** ПИСЬМЕННОЕ ЗАДАНИЕ **
Перепишите, пожалуйста, в виде JSON-массива строк ту часть списка, что идет от его начала до строки с "comma (1296, 1496, 1302, 1518)" включительно. Каждой строке отведите отдельный элемент массива, пустые строки пропустите.
# # # #
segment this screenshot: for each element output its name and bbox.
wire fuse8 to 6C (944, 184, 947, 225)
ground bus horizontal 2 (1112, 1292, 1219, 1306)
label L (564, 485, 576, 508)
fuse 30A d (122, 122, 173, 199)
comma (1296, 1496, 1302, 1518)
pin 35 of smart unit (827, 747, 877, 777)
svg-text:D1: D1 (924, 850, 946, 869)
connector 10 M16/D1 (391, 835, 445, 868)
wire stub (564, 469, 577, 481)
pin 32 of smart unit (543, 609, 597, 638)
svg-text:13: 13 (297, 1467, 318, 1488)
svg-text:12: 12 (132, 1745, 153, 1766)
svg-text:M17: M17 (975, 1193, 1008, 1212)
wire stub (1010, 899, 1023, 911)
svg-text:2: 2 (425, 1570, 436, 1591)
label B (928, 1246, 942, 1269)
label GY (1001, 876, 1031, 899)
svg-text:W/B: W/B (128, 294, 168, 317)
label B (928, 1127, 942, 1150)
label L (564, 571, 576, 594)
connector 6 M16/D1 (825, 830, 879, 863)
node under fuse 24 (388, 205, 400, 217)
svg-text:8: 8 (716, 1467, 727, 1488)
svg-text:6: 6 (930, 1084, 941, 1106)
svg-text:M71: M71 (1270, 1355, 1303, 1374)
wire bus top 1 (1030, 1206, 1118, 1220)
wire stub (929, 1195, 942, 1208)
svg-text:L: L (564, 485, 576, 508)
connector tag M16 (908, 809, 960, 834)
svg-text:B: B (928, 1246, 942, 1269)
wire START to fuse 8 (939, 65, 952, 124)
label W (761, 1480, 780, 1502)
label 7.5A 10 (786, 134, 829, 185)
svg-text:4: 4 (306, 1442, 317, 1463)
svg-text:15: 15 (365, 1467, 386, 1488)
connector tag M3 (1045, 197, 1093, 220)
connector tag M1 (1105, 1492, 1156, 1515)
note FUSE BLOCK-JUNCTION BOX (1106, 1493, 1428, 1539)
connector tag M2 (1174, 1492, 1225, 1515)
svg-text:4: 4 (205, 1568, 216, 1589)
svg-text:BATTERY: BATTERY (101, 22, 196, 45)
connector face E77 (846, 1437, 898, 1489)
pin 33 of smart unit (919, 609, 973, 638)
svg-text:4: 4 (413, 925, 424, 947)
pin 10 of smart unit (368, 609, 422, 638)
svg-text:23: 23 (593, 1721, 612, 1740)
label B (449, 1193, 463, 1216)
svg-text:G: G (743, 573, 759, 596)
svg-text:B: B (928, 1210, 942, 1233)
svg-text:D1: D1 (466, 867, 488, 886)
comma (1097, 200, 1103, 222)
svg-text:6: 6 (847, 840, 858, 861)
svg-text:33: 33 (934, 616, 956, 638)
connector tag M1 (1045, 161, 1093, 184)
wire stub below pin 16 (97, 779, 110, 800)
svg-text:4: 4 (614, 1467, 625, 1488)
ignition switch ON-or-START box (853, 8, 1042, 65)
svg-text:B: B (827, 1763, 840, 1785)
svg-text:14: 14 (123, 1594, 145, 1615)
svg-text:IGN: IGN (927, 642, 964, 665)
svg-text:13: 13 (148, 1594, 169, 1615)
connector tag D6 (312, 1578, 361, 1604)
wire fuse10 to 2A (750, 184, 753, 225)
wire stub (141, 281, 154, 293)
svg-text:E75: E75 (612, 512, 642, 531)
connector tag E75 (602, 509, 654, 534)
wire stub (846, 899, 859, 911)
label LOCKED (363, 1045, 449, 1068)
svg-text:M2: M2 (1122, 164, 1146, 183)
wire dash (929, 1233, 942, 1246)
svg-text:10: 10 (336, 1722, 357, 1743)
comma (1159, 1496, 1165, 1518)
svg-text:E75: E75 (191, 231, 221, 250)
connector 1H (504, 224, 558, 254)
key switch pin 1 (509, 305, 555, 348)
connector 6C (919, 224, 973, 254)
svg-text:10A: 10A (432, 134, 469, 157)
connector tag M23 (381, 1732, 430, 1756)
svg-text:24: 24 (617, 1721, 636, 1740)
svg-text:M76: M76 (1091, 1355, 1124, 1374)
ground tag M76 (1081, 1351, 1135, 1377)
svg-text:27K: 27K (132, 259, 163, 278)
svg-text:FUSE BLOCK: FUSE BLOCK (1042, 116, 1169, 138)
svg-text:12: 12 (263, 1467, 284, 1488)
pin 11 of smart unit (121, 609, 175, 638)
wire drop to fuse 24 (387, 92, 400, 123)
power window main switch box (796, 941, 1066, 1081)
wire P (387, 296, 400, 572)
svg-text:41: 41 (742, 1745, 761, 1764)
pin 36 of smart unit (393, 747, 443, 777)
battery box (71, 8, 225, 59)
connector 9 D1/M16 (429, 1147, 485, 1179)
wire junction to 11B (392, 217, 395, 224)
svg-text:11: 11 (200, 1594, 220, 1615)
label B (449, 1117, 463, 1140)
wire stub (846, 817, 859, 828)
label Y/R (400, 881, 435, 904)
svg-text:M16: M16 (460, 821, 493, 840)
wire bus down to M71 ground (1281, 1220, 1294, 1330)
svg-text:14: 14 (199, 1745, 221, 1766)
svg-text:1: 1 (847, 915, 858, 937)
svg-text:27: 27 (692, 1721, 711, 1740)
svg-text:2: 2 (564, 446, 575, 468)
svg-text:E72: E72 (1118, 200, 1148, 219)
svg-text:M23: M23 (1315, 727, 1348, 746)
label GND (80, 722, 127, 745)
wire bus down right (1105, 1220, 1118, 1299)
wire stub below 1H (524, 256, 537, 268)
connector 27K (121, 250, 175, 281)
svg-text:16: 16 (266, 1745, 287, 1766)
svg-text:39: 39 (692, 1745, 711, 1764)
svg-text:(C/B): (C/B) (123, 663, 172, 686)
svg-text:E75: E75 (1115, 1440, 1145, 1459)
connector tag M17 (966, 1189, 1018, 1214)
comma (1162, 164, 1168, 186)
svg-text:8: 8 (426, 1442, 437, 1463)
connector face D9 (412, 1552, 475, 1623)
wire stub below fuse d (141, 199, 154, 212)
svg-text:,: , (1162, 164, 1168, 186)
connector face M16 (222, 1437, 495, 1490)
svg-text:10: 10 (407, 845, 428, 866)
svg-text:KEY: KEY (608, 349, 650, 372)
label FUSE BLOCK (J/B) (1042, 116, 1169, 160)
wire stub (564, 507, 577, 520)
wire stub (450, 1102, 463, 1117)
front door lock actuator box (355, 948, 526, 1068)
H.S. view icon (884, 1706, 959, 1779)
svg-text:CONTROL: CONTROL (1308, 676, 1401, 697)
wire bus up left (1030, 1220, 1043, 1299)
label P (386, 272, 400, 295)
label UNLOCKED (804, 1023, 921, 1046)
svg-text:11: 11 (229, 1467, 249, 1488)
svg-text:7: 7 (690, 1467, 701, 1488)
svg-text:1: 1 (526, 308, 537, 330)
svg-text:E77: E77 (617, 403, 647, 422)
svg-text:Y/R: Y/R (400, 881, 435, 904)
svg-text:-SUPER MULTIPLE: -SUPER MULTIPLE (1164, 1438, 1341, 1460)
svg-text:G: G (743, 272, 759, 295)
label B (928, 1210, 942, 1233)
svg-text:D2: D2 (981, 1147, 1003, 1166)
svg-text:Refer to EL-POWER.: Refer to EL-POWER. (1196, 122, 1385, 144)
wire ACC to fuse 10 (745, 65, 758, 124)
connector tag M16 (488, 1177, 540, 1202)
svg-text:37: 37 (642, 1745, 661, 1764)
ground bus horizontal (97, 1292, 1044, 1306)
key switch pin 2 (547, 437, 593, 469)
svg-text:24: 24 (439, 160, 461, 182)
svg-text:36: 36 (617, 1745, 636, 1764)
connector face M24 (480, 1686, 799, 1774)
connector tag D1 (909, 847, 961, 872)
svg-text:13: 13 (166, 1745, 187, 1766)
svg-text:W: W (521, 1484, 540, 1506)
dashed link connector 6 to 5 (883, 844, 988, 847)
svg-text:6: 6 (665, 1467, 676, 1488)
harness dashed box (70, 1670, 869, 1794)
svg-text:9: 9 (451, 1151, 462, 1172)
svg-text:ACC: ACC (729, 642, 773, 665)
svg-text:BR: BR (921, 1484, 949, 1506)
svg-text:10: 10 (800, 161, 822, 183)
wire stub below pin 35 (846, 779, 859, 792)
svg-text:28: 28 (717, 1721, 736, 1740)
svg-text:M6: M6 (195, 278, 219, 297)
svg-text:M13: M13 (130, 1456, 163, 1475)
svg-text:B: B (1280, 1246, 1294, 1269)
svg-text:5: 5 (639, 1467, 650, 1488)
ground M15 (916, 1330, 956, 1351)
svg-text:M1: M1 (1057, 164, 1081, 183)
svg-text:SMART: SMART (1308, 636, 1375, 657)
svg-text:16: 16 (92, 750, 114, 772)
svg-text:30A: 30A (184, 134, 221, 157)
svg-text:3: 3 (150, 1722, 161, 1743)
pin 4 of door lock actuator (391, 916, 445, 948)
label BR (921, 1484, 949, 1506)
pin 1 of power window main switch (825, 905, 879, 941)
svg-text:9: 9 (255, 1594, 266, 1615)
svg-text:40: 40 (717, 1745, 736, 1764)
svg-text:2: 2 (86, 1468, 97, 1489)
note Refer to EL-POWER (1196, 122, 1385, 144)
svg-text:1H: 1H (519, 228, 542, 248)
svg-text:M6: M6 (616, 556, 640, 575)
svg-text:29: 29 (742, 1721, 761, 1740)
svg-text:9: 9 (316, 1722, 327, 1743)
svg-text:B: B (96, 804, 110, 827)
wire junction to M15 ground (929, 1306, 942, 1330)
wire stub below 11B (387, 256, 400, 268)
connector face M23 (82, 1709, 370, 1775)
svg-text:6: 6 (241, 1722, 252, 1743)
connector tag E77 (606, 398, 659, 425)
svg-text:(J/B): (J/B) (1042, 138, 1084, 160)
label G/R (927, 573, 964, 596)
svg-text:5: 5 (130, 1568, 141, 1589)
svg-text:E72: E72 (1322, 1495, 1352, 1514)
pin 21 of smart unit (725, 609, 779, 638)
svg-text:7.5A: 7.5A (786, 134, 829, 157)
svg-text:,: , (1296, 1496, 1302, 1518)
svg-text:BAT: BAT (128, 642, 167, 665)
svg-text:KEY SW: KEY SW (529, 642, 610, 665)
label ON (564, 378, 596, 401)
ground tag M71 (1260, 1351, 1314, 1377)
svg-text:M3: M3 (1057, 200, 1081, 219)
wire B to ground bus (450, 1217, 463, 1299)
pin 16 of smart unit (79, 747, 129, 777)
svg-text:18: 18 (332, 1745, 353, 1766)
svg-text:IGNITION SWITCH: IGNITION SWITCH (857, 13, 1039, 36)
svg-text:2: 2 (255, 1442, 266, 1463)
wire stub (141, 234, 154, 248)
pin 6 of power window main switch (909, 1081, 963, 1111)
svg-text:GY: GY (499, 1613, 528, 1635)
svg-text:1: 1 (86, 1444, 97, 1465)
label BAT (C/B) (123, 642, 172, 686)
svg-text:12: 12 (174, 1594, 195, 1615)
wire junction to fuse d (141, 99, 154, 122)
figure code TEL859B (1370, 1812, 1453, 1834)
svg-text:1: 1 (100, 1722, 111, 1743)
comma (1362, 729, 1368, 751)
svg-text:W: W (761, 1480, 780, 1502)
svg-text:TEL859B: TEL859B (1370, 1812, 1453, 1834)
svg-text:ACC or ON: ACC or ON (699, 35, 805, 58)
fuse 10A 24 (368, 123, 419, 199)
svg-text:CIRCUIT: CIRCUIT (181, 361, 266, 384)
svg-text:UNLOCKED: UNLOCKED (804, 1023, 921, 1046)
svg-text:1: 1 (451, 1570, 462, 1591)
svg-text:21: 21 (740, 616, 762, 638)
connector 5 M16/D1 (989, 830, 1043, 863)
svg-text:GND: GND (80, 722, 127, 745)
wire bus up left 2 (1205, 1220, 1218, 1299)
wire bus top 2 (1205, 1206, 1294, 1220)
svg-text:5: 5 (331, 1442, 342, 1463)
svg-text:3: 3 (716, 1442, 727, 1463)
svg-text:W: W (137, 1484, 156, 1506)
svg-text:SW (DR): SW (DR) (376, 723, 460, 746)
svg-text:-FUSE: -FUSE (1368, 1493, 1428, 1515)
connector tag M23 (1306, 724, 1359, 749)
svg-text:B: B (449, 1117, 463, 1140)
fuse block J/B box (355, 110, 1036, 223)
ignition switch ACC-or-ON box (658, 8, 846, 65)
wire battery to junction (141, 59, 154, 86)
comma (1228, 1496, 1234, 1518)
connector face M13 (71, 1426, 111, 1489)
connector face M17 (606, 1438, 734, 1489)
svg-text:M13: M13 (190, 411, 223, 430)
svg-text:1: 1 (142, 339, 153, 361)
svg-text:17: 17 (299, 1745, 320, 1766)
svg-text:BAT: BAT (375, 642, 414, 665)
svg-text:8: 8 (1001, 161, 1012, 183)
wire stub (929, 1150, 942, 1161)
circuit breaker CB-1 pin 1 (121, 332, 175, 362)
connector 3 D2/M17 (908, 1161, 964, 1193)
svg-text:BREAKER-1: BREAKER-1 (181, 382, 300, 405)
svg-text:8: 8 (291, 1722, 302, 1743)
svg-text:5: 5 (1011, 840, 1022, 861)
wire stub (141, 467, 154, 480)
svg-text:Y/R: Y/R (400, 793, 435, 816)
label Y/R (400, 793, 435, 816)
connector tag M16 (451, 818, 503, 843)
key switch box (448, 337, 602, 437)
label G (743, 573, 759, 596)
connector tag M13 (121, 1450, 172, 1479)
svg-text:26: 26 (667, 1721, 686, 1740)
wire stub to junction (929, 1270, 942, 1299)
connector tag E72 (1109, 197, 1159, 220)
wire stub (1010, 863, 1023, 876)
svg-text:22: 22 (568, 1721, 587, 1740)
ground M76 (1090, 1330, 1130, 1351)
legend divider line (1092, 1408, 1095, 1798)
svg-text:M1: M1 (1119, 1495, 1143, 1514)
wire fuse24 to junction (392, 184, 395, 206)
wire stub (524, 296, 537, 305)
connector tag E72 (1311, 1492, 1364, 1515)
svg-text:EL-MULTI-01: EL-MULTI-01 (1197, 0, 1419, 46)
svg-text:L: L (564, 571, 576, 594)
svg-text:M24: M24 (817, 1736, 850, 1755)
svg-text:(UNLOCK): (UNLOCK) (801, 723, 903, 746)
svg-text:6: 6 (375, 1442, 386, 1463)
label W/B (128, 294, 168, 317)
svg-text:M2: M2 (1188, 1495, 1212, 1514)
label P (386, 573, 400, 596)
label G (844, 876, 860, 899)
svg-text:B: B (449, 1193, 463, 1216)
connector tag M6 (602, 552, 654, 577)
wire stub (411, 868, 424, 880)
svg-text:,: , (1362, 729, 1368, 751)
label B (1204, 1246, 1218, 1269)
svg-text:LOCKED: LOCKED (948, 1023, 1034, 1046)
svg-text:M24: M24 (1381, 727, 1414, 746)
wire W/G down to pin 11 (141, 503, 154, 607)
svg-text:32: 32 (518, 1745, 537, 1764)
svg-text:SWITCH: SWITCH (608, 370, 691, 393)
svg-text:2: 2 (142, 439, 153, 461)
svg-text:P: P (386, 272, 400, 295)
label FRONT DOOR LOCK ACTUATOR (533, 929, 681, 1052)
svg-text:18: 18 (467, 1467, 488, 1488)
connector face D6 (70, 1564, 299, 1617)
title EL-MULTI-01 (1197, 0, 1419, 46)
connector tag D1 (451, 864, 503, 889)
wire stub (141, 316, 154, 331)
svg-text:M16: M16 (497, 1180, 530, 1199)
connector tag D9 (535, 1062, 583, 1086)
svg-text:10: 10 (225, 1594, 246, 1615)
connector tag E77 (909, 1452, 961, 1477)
# # # #
** ВЫПОЛНЕННОЕ ЗАДАНИЕ **
[
  "segment this screenshot: for each element output its name and bbox.",
  "wire fuse8 to 6C (944, 184, 947, 225)",
  "ground bus horizontal 2 (1112, 1292, 1219, 1306)",
  "label L (564, 485, 576, 508)",
  "fuse 30A d (122, 122, 173, 199)",
  "comma (1296, 1496, 1302, 1518)"
]